#### What is asked
From the listing below, select every line where the word "label" appears.

(Stored data)
--- --- ---
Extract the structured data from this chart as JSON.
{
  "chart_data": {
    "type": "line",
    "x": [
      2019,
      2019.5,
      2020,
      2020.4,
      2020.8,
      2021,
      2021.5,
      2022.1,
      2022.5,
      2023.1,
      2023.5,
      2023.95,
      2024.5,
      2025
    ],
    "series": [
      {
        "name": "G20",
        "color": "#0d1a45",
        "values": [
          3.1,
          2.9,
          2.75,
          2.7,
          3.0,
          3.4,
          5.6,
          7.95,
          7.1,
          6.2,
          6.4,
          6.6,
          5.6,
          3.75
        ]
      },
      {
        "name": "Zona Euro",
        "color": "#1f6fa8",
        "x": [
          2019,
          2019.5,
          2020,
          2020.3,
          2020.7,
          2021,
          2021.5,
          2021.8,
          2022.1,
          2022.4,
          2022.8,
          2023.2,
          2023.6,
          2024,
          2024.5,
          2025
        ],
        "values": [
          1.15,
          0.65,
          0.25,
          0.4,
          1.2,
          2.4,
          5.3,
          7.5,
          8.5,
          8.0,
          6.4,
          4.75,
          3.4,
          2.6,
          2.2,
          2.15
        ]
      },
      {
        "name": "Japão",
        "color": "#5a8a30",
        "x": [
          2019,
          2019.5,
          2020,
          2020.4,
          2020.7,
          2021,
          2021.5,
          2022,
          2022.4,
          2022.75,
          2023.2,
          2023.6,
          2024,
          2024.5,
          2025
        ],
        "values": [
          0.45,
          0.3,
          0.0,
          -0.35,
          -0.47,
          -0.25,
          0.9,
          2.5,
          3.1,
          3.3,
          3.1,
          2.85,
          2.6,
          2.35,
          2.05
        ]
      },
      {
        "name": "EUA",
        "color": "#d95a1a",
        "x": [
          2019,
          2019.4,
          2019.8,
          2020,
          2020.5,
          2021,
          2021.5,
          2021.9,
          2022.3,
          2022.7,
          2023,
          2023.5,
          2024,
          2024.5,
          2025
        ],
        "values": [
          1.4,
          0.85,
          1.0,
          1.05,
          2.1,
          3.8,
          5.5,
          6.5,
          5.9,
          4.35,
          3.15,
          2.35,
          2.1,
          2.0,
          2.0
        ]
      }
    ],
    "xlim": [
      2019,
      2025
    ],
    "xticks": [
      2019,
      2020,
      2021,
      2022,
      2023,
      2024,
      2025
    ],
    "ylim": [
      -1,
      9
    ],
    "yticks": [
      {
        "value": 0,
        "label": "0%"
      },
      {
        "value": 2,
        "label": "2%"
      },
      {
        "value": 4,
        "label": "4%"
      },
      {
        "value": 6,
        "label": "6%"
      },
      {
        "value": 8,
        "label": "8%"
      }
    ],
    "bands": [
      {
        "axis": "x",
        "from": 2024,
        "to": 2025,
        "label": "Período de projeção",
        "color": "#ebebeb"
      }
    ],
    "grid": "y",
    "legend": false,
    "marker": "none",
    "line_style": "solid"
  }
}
--- --- ---
#### Worked solution
        "label": "0%"
        "label": "2%"
        "label": "4%"
        "label": "6%"
        "label": "8%"
        "label": "Período de projeção",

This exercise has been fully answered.